- [Objective]
Transcribe all of the material exactly, except for its pictures.

- [Records provided]
┄┄┄┄┄┄┄┄┄┄
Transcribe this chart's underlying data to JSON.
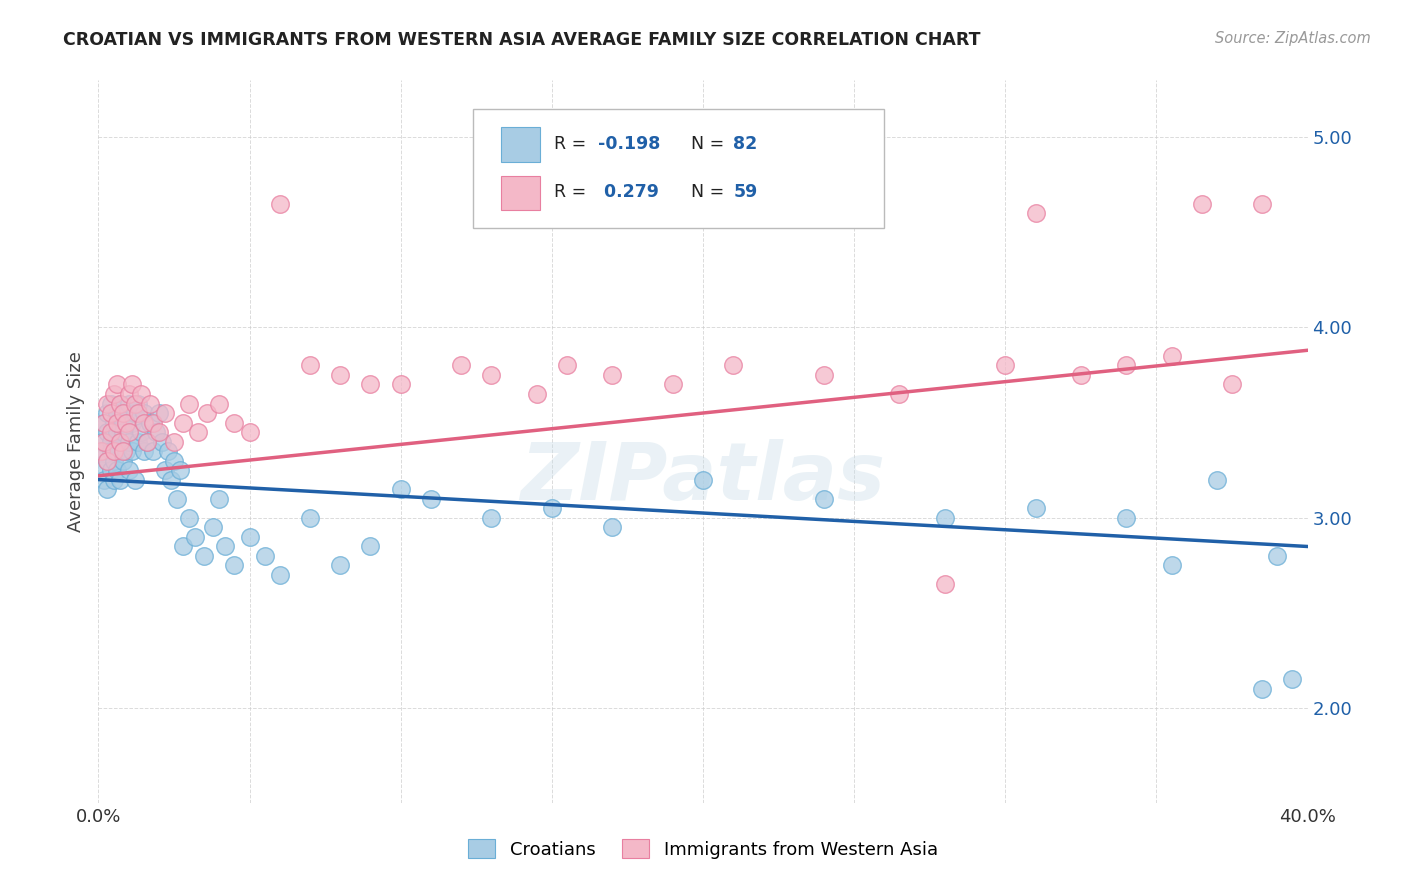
{
  "title": "CROATIAN VS IMMIGRANTS FROM WESTERN ASIA AVERAGE FAMILY SIZE CORRELATION CHART",
  "source": "Source: ZipAtlas.com",
  "ylabel": "Average Family Size",
  "xlim": [
    0.0,
    0.4
  ],
  "ylim": [
    1.5,
    5.3
  ],
  "yticks": [
    2.0,
    3.0,
    4.0,
    5.0
  ],
  "xticks": [
    0.0,
    0.05,
    0.1,
    0.15,
    0.2,
    0.25,
    0.3,
    0.35,
    0.4
  ],
  "blue_color": "#a8cce4",
  "blue_edge": "#6aaed6",
  "pink_color": "#f4b8c8",
  "pink_edge": "#e87fa0",
  "blue_line_color": "#2060a8",
  "pink_line_color": "#e06080",
  "blue_intercept": 3.2,
  "blue_slope": -0.88,
  "pink_intercept": 3.22,
  "pink_slope": 1.65,
  "background_color": "#ffffff",
  "grid_color": "#cccccc",
  "watermark": "ZIPatlas",
  "blue_scatter_x": [
    0.001,
    0.001,
    0.002,
    0.002,
    0.002,
    0.003,
    0.003,
    0.003,
    0.003,
    0.004,
    0.004,
    0.004,
    0.004,
    0.005,
    0.005,
    0.005,
    0.005,
    0.006,
    0.006,
    0.006,
    0.006,
    0.007,
    0.007,
    0.007,
    0.008,
    0.008,
    0.008,
    0.009,
    0.009,
    0.01,
    0.01,
    0.01,
    0.011,
    0.011,
    0.012,
    0.012,
    0.013,
    0.013,
    0.014,
    0.015,
    0.015,
    0.016,
    0.017,
    0.018,
    0.019,
    0.02,
    0.021,
    0.022,
    0.023,
    0.024,
    0.025,
    0.026,
    0.027,
    0.028,
    0.03,
    0.032,
    0.035,
    0.038,
    0.04,
    0.042,
    0.045,
    0.05,
    0.055,
    0.06,
    0.07,
    0.08,
    0.09,
    0.1,
    0.11,
    0.13,
    0.15,
    0.17,
    0.2,
    0.24,
    0.28,
    0.31,
    0.34,
    0.355,
    0.37,
    0.385,
    0.39,
    0.395
  ],
  "blue_scatter_y": [
    3.4,
    3.25,
    3.35,
    3.5,
    3.2,
    3.3,
    3.45,
    3.15,
    3.55,
    3.4,
    3.25,
    3.6,
    3.35,
    3.45,
    3.3,
    3.2,
    3.5,
    3.35,
    3.45,
    3.25,
    3.55,
    3.4,
    3.2,
    3.6,
    3.5,
    3.3,
    3.45,
    3.35,
    3.55,
    3.4,
    3.25,
    3.6,
    3.5,
    3.35,
    3.55,
    3.2,
    3.6,
    3.4,
    3.45,
    3.35,
    3.55,
    3.4,
    3.5,
    3.35,
    3.45,
    3.55,
    3.4,
    3.25,
    3.35,
    3.2,
    3.3,
    3.1,
    3.25,
    2.85,
    3.0,
    2.9,
    2.8,
    2.95,
    3.1,
    2.85,
    2.75,
    2.9,
    2.8,
    2.7,
    3.0,
    2.75,
    2.85,
    3.15,
    3.1,
    3.0,
    3.05,
    2.95,
    3.2,
    3.1,
    3.0,
    3.05,
    3.0,
    2.75,
    3.2,
    2.1,
    2.8,
    2.15
  ],
  "pink_scatter_x": [
    0.001,
    0.002,
    0.002,
    0.003,
    0.003,
    0.004,
    0.004,
    0.005,
    0.005,
    0.006,
    0.006,
    0.007,
    0.007,
    0.008,
    0.008,
    0.009,
    0.01,
    0.01,
    0.011,
    0.012,
    0.013,
    0.014,
    0.015,
    0.016,
    0.017,
    0.018,
    0.02,
    0.022,
    0.025,
    0.028,
    0.03,
    0.033,
    0.036,
    0.04,
    0.045,
    0.05,
    0.06,
    0.07,
    0.08,
    0.09,
    0.1,
    0.12,
    0.13,
    0.145,
    0.155,
    0.17,
    0.19,
    0.21,
    0.24,
    0.265,
    0.28,
    0.3,
    0.31,
    0.325,
    0.34,
    0.355,
    0.365,
    0.375,
    0.385
  ],
  "pink_scatter_y": [
    3.35,
    3.5,
    3.4,
    3.6,
    3.3,
    3.55,
    3.45,
    3.65,
    3.35,
    3.7,
    3.5,
    3.6,
    3.4,
    3.55,
    3.35,
    3.5,
    3.65,
    3.45,
    3.7,
    3.6,
    3.55,
    3.65,
    3.5,
    3.4,
    3.6,
    3.5,
    3.45,
    3.55,
    3.4,
    3.5,
    3.6,
    3.45,
    3.55,
    3.6,
    3.5,
    3.45,
    4.65,
    3.8,
    3.75,
    3.7,
    3.7,
    3.8,
    3.75,
    3.65,
    3.8,
    3.75,
    3.7,
    3.8,
    3.75,
    3.65,
    2.65,
    3.8,
    4.6,
    3.75,
    3.8,
    3.85,
    4.65,
    3.7,
    4.65
  ]
}
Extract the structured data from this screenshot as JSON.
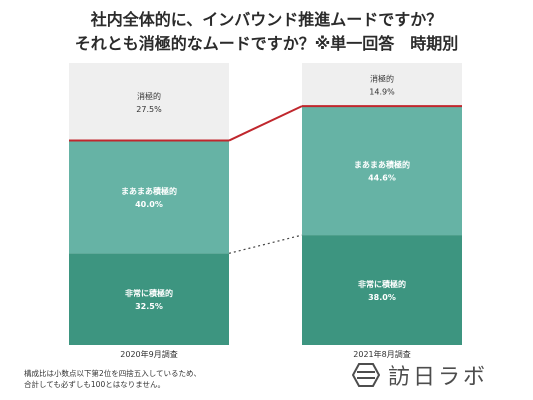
┄┄┄┄┄┄┄┄┄┄
- [Task answer]
Transcribe this chart's underlying data to JSON.
{
  "title": "CROATIAN VS IMMIGRANTS FROM WESTERN ASIA AVERAGE FAMILY SIZE CORRELATION CHART",
  "source": "Source: ZipAtlas.com",
  "ylabel": "Average Family Size",
  "xlim": [
    0.0,
    0.4
  ],
  "ylim": [
    1.5,
    5.3
  ],
  "yticks": [
    2.0,
    3.0,
    4.0,
    5.0
  ],
  "xticks": [
    0.0,
    0.05,
    0.1,
    0.15,
    0.2,
    0.25,
    0.3,
    0.35,
    0.4
  ],
  "blue_color": "#a8cce4",
  "blue_edge": "#6aaed6",
  "pink_color": "#f4b8c8",
  "pink_edge": "#e87fa0",
  "blue_line_color": "#2060a8",
  "pink_line_color": "#e06080",
  "blue_intercept": 3.2,
  "blue_slope": -0.88,
  "pink_intercept": 3.22,
  "pink_slope": 1.65,
  "background_color": "#ffffff",
  "grid_color": "#cccccc",
  "watermark": "ZIPatlas",
  "blue_scatter_x": [
    0.001,
    0.001,
    0.002,
    0.002,
    0.002,
    0.003,
    0.003,
    0.003,
    0.003,
    0.004,
    0.004,
    0.004,
    0.004,
    0.005,
    0.005,
    0.005,
    0.005,
    0.006,
    0.006,
    0.006,
    0.006,
    0.007,
    0.007,
    0.007,
    0.008,
    0.008,
    0.008,
    0.009,
    0.009,
    0.01,
    0.01,
    0.01,
    0.011,
    0.011,
    0.012,
    0.012,
    0.013,
    0.013,
    0.014,
    0.015,
    0.015,
    0.016,
    0.017,
    0.018,
    0.019,
    0.02,
    0.021,
    0.022,
    0.023,
    0.024,
    0.025,
    0.026,
    0.027,
    0.028,
    0.03,
    0.032,
    0.035,
    0.038,
    0.04,
    0.042,
    0.045,
    0.05,
    0.055,
    0.06,
    0.07,
    0.08,
    0.09,
    0.1,
    0.11,
    0.13,
    0.15,
    0.17,
    0.2,
    0.24,
    0.28,
    0.31,
    0.34,
    0.355,
    0.37,
    0.385,
    0.39,
    0.395
  ],
  "blue_scatter_y": [
    3.4,
    3.25,
    3.35,
    3.5,
    3.2,
    3.3,
    3.45,
    3.15,
    3.55,
    3.4,
    3.25,
    3.6,
    3.35,
    3.45,
    3.3,
    3.2,
    3.5,
    3.35,
    3.45,
    3.25,
    3.55,
    3.4,
    3.2,
    3.6,
    3.5,
    3.3,
    3.45,
    3.35,
    3.55,
    3.4,
    3.25,
    3.6,
    3.5,
    3.35,
    3.55,
    3.2,
    3.6,
    3.4,
    3.45,
    3.35,
    3.55,
    3.4,
    3.5,
    3.35,
    3.45,
    3.55,
    3.4,
    3.25,
    3.35,
    3.2,
    3.3,
    3.1,
    3.25,
    2.85,
    3.0,
    2.9,
    2.8,
    2.95,
    3.1,
    2.85,
    2.75,
    2.9,
    2.8,
    2.7,
    3.0,
    2.75,
    2.85,
    3.15,
    3.1,
    3.0,
    3.05,
    2.95,
    3.2,
    3.1,
    3.0,
    3.05,
    3.0,
    2.75,
    3.2,
    2.1,
    2.8,
    2.15
  ],
  "pink_scatter_x": [
    0.001,
    0.002,
    0.002,
    0.003,
    0.003,
    0.004,
    0.004,
    0.005,
    0.005,
    0.006,
    0.006,
    0.007,
    0.007,
    0.008,
    0.008,
    0.009,
    0.01,
    0.01,
    0.011,
    0.012,
    0.013,
    0.014,
    0.015,
    0.016,
    0.017,
    0.018,
    0.02,
    0.022,
    0.025,
    0.028,
    0.03,
    0.033,
    0.036,
    0.04,
    0.045,
    0.05,
    0.06,
    0.07,
    0.08,
    0.09,
    0.1,
    0.12,
    0.13,
    0.145,
    0.155,
    0.17,
    0.19,
    0.21,
    0.24,
    0.265,
    0.28,
    0.3,
    0.31,
    0.325,
    0.34,
    0.355,
    0.365,
    0.375,
    0.385
  ],
  "pink_scatter_y": [
    3.35,
    3.5,
    3.4,
    3.6,
    3.3,
    3.55,
    3.45,
    3.65,
    3.35,
    3.7,
    3.5,
    3.6,
    3.4,
    3.55,
    3.35,
    3.5,
    3.65,
    3.45,
    3.7,
    3.6,
    3.55,
    3.65,
    3.5,
    3.4,
    3.6,
    3.5,
    3.45,
    3.55,
    3.4,
    3.5,
    3.6,
    3.45,
    3.55,
    3.6,
    3.5,
    3.45,
    4.65,
    3.8,
    3.75,
    3.7,
    3.7,
    3.8,
    3.75,
    3.65,
    3.8,
    3.75,
    3.7,
    3.8,
    3.75,
    3.65,
    2.65,
    3.8,
    4.6,
    3.75,
    3.8,
    3.85,
    4.65,
    3.7,
    4.65
  ]
}
Extract the structured data from this screenshot as JSON.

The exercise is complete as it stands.